CHALLENGE
Take each line containing the word "lutego" and copy it.

══ DATA EXCERPTS

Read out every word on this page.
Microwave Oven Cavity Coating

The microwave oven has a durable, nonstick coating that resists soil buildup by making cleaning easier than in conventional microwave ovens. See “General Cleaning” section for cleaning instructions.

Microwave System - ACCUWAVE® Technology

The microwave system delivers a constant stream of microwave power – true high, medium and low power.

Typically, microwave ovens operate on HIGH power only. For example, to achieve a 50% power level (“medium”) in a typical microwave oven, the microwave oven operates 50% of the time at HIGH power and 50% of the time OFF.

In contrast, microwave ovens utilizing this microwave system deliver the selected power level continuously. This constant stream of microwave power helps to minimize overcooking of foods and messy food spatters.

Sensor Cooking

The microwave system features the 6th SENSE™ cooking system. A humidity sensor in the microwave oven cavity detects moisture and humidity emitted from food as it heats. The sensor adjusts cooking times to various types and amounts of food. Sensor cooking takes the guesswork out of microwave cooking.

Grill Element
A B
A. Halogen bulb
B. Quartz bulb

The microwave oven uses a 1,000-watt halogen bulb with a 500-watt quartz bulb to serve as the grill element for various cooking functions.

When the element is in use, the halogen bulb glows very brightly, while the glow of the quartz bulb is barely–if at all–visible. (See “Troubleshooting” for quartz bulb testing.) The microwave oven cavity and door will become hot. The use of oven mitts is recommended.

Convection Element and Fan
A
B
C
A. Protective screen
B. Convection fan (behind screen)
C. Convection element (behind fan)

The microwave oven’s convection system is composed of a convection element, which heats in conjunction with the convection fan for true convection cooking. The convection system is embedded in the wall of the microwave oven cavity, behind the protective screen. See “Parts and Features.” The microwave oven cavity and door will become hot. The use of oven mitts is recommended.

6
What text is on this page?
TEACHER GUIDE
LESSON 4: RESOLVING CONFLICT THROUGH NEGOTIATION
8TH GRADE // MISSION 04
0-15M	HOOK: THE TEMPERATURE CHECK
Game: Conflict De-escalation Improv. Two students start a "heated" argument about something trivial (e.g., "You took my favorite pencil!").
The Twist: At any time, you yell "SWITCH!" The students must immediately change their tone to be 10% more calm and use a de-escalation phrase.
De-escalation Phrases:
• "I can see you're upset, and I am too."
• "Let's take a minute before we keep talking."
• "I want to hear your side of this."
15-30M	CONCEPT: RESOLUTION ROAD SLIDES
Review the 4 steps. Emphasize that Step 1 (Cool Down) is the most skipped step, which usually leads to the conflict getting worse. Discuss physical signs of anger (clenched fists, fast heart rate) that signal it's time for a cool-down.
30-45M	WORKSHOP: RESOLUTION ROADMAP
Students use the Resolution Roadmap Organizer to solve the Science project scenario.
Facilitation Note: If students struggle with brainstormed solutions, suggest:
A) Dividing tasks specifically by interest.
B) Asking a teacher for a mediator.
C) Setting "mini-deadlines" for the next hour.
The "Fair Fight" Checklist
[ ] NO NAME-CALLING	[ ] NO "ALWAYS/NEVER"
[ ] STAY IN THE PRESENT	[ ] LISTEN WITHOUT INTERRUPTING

════
══ DATA EXCERPTS

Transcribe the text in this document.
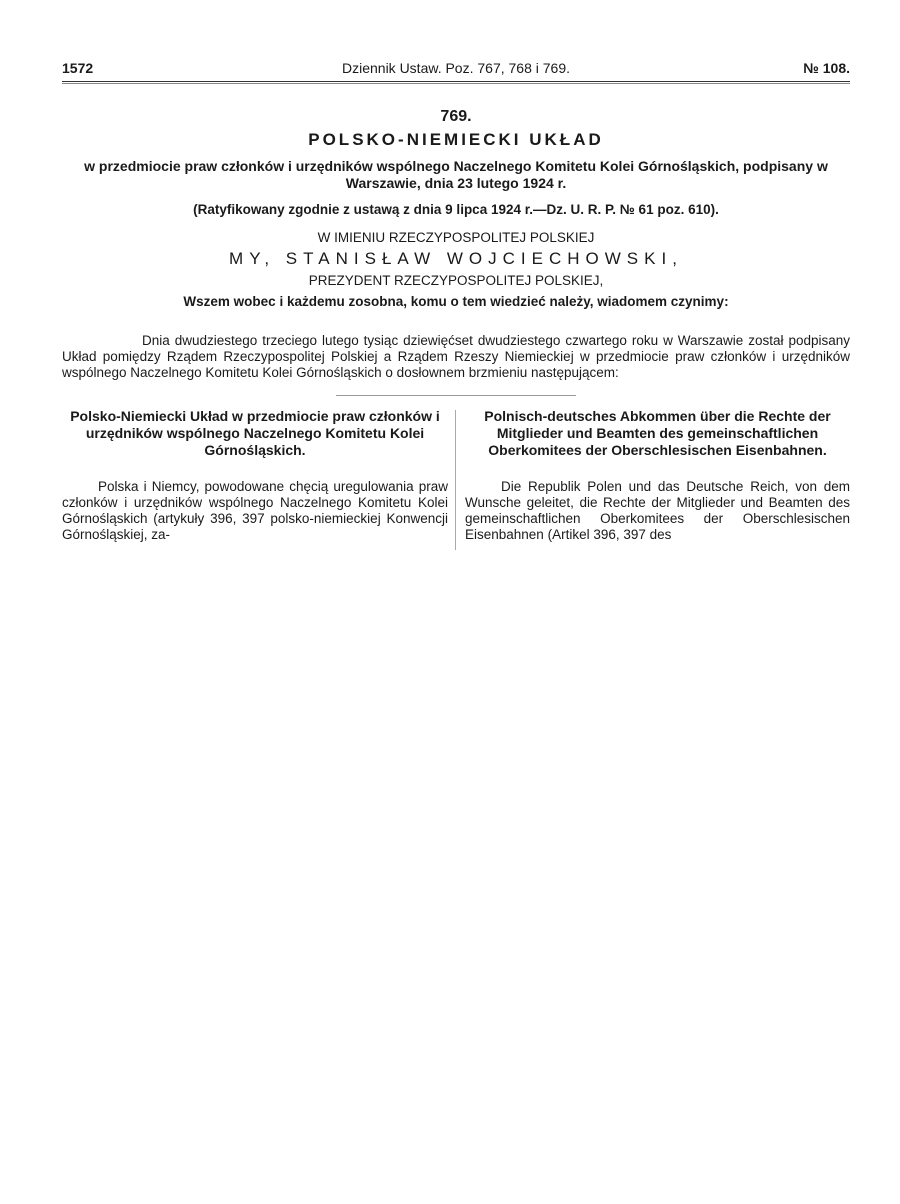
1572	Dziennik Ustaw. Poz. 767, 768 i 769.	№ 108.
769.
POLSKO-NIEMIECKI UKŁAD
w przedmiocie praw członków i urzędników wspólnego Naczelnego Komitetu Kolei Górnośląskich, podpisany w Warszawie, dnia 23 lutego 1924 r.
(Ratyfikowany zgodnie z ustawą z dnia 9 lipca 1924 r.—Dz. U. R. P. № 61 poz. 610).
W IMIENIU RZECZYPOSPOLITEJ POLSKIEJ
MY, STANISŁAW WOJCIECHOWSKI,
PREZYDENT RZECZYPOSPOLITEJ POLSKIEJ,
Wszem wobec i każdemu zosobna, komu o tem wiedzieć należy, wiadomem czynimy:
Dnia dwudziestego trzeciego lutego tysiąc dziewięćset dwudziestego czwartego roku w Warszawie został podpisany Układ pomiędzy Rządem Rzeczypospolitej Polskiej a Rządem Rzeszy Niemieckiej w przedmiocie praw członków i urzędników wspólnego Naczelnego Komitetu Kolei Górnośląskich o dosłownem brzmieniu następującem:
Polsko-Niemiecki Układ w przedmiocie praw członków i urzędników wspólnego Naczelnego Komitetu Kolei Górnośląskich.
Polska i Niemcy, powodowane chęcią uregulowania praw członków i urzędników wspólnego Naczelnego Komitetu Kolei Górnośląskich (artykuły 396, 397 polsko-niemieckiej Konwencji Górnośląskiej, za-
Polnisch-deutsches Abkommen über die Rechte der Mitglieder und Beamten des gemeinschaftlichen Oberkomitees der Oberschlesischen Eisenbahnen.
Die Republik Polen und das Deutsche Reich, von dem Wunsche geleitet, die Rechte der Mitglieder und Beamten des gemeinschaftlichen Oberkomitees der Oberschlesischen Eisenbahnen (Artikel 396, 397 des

════
══ DATA EXCERPTS

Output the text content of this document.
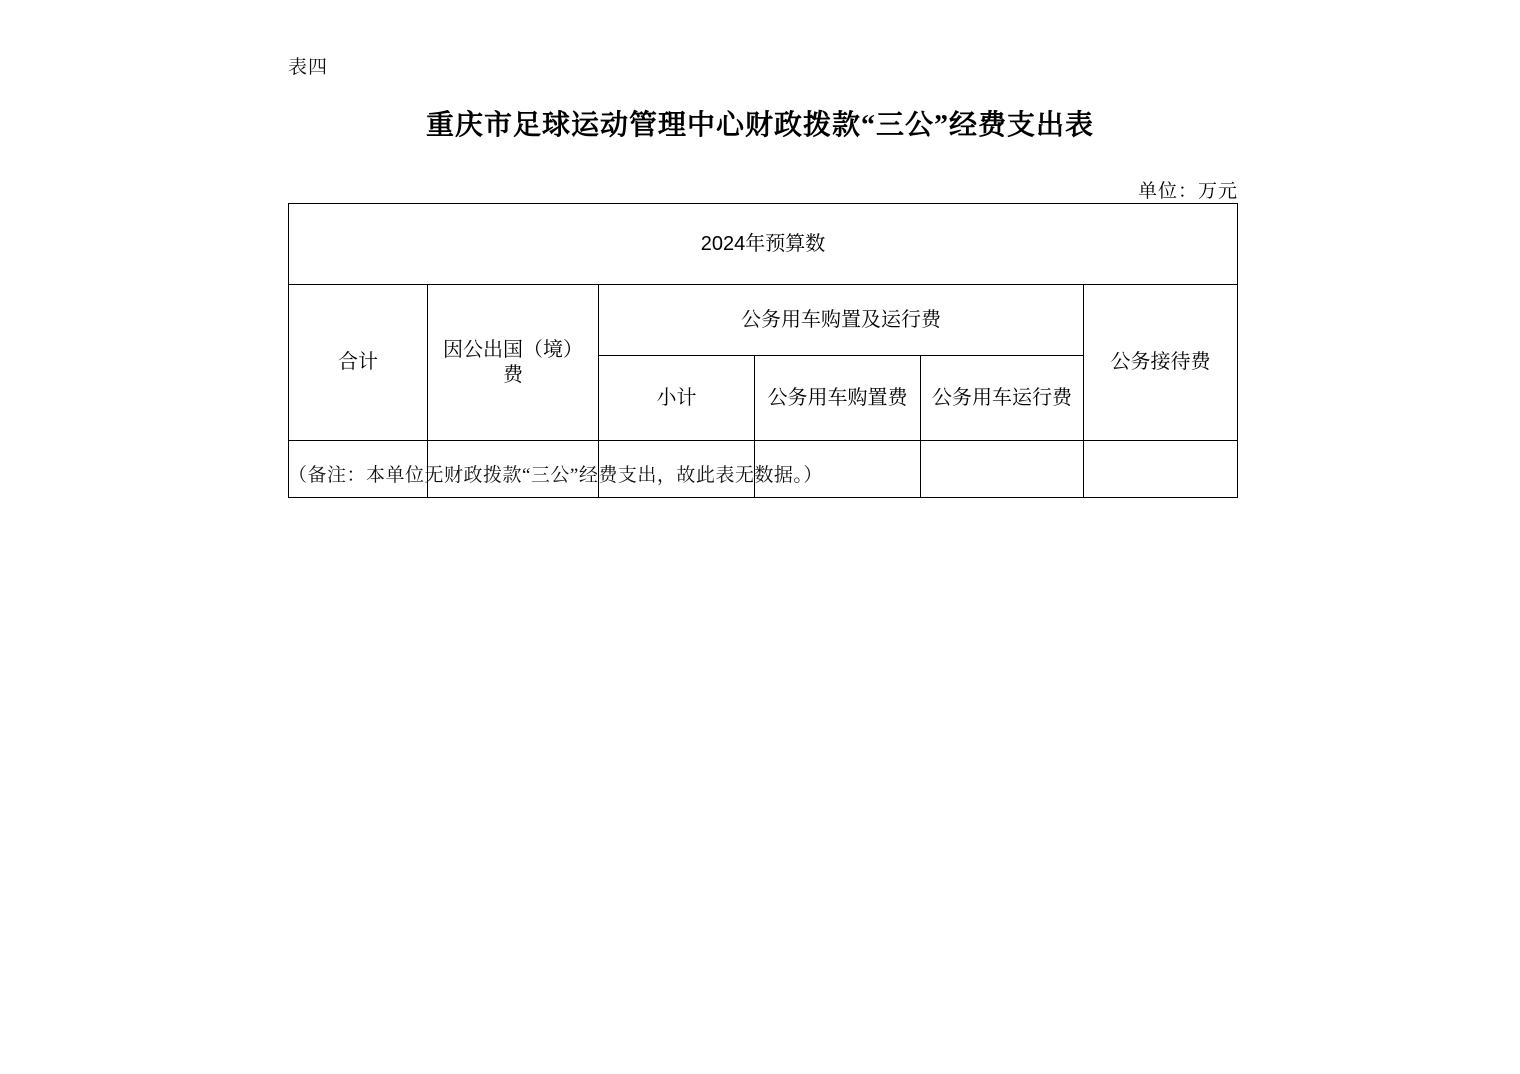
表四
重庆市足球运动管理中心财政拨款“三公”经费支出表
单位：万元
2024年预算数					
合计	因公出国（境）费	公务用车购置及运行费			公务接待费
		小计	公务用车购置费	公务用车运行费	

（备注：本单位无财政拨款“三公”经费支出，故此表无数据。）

════

CORRECT OUTPUT
w przedmiocie praw członków i urzędników wspólnego Naczelnego Komitetu Kolei Górnośląskich, podpisany w Warszawie, dnia 23 lutego 1924 r.
Dnia dwudziestego trzeciego lutego tysiąc dziewięćset dwudziestego czwartego roku w Warszawie został podpisany Układ pomiędzy Rządem Rzeczypospolitej Polskiej a Rządem Rzeszy Niemieckiej w przedmiocie praw członków i urzędników wspólnego Naczelnego Komitetu Kolei Górnośląskich o dosłownem brzmieniu następującem:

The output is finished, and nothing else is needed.